TO BE DONE:
Copy every line of the entries below verbatim, omitting the pictures.
___ DATA SUPPLIED ___
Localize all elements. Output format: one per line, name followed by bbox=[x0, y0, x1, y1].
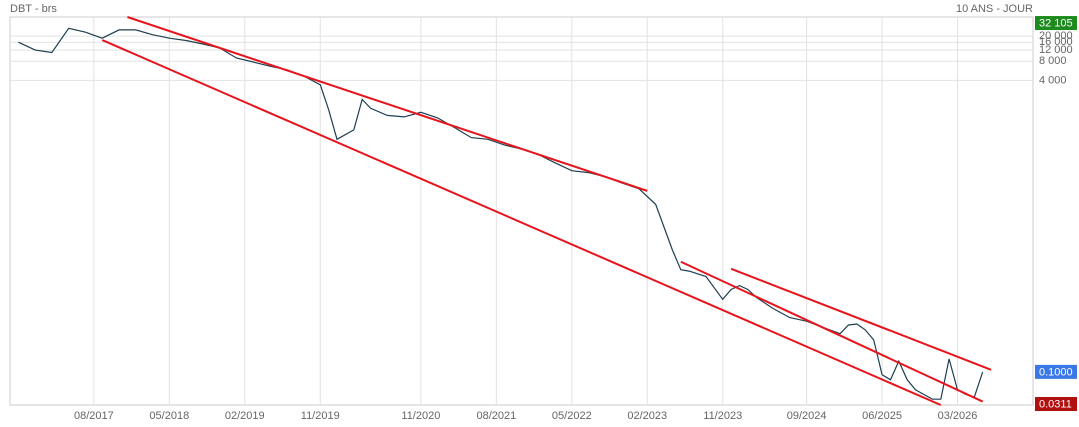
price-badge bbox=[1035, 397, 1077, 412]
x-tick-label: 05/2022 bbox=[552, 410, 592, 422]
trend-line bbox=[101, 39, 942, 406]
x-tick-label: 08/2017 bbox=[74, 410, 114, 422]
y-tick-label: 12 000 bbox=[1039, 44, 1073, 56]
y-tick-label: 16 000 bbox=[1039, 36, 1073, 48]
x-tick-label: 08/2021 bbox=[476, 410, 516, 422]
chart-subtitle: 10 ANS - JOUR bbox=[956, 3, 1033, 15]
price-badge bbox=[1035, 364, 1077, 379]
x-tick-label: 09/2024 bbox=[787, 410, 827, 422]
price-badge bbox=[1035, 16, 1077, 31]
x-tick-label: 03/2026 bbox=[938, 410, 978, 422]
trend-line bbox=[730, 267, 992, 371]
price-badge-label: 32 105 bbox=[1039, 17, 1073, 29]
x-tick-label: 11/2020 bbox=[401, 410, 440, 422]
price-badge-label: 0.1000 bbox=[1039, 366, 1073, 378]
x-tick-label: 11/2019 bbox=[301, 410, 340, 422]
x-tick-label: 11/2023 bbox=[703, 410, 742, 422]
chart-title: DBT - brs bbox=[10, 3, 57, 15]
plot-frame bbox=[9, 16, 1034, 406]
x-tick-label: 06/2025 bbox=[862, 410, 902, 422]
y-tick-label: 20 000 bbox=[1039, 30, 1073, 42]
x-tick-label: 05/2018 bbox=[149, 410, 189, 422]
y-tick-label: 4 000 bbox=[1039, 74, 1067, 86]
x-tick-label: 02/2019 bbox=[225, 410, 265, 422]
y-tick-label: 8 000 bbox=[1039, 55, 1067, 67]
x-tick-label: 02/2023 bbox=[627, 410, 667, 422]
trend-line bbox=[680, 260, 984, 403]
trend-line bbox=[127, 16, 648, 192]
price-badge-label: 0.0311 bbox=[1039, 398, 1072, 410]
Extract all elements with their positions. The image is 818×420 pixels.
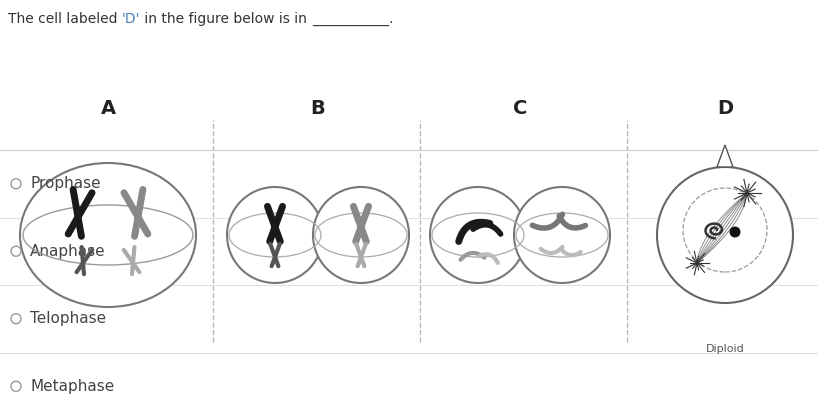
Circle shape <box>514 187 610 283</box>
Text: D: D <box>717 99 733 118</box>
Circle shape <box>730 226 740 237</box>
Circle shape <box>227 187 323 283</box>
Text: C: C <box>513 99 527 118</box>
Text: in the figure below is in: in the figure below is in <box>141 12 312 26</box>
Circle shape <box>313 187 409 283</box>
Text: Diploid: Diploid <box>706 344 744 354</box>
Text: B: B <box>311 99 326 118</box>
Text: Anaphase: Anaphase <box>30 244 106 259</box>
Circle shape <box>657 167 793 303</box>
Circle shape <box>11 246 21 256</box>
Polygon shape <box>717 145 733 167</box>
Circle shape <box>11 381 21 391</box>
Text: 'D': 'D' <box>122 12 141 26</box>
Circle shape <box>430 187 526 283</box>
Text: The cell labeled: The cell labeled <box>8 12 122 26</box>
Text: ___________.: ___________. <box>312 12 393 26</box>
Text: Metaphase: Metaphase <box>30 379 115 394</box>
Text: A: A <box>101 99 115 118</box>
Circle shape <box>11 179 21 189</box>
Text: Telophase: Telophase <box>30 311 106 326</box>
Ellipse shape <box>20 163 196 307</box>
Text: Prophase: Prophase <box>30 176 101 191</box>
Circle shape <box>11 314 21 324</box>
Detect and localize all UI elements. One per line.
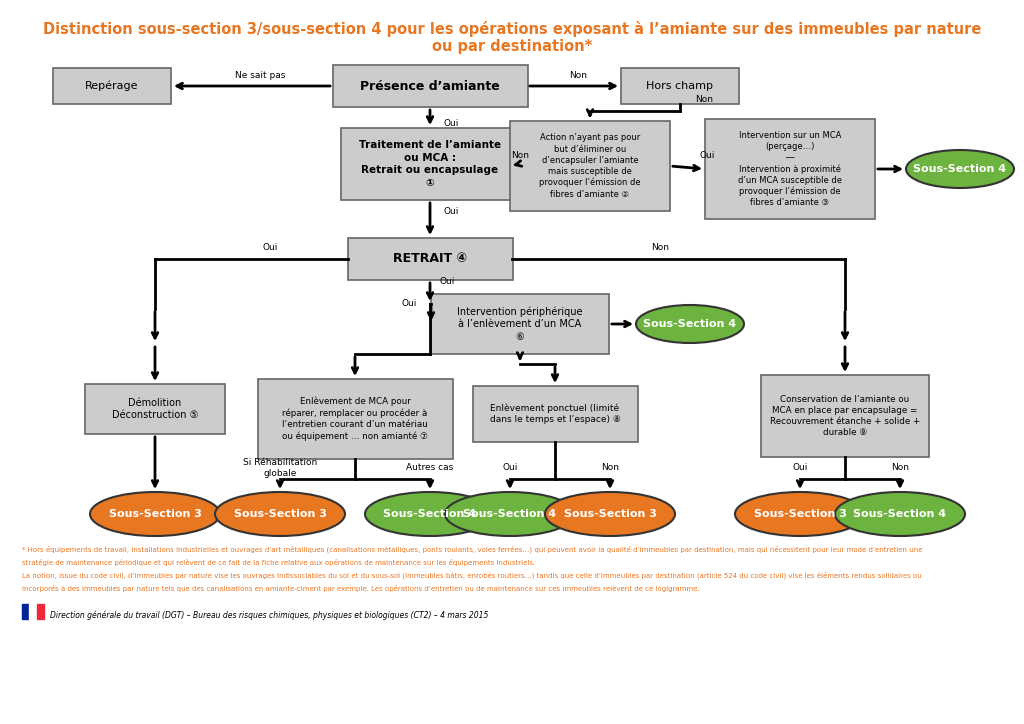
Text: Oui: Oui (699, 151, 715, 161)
___
RESULT BELOW:
Localize all elements. Output format: one per line, name followed by bbox=[x0, y0, x1, y1].
price-badge bbox=[1035, 397, 1077, 412]
x-tick-label: 05/2022 bbox=[552, 410, 592, 422]
trend-line bbox=[101, 39, 942, 406]
x-tick-label: 08/2017 bbox=[74, 410, 114, 422]
y-tick-label: 12 000 bbox=[1039, 44, 1073, 56]
y-tick-label: 16 000 bbox=[1039, 36, 1073, 48]
x-tick-label: 08/2021 bbox=[476, 410, 516, 422]
chart-subtitle: 10 ANS - JOUR bbox=[956, 3, 1033, 15]
price-badge bbox=[1035, 364, 1077, 379]
x-tick-label: 09/2024 bbox=[787, 410, 827, 422]
price-badge bbox=[1035, 16, 1077, 31]
x-tick-label: 03/2026 bbox=[938, 410, 978, 422]
trend-line bbox=[730, 267, 992, 371]
price-badge-label: 32 105 bbox=[1039, 17, 1073, 29]
x-tick-label: 11/2020 bbox=[401, 410, 440, 422]
price-badge-label: 0.1000 bbox=[1039, 366, 1073, 378]
x-tick-label: 11/2019 bbox=[301, 410, 340, 422]
x-tick-label: 11/2023 bbox=[703, 410, 742, 422]
chart-title: DBT - brs bbox=[10, 3, 57, 15]
plot-frame bbox=[9, 16, 1034, 406]
x-tick-label: 06/2025 bbox=[862, 410, 902, 422]
y-tick-label: 20 000 bbox=[1039, 30, 1073, 42]
x-tick-label: 05/2018 bbox=[149, 410, 189, 422]
y-tick-label: 4 000 bbox=[1039, 74, 1067, 86]
x-tick-label: 02/2019 bbox=[225, 410, 265, 422]
y-tick-label: 8 000 bbox=[1039, 55, 1067, 67]
x-tick-label: 02/2023 bbox=[627, 410, 667, 422]
trend-line bbox=[680, 260, 984, 403]
trend-line bbox=[127, 16, 648, 192]
price-badge-label: 0.0311 bbox=[1039, 398, 1072, 410]
Extract all elements with their positions. The image is 818×420 pixels.
Circle shape <box>514 187 610 283</box>
Text: D: D <box>717 99 733 118</box>
Circle shape <box>730 226 740 237</box>
Circle shape <box>227 187 323 283</box>
Text: C: C <box>513 99 527 118</box>
Text: in the figure below is in: in the figure below is in <box>141 12 312 26</box>
Circle shape <box>313 187 409 283</box>
Text: Diploid: Diploid <box>706 344 744 354</box>
Text: B: B <box>311 99 326 118</box>
Text: Anaphase: Anaphase <box>30 244 106 259</box>
Circle shape <box>657 167 793 303</box>
Circle shape <box>11 246 21 256</box>
Polygon shape <box>717 145 733 167</box>
Circle shape <box>11 381 21 391</box>
Text: 'D': 'D' <box>122 12 141 26</box>
Circle shape <box>430 187 526 283</box>
Text: The cell labeled: The cell labeled <box>8 12 122 26</box>
Text: ___________.: ___________. <box>312 12 393 26</box>
Text: Metaphase: Metaphase <box>30 379 115 394</box>
Text: A: A <box>101 99 115 118</box>
Circle shape <box>11 179 21 189</box>
Text: Telophase: Telophase <box>30 311 106 326</box>
Ellipse shape <box>20 163 196 307</box>
Text: Prophase: Prophase <box>30 176 101 191</box>
Circle shape <box>11 314 21 324</box>
Detect and localize all UI elements. One per line.
Text: Oui: Oui (699, 151, 715, 161)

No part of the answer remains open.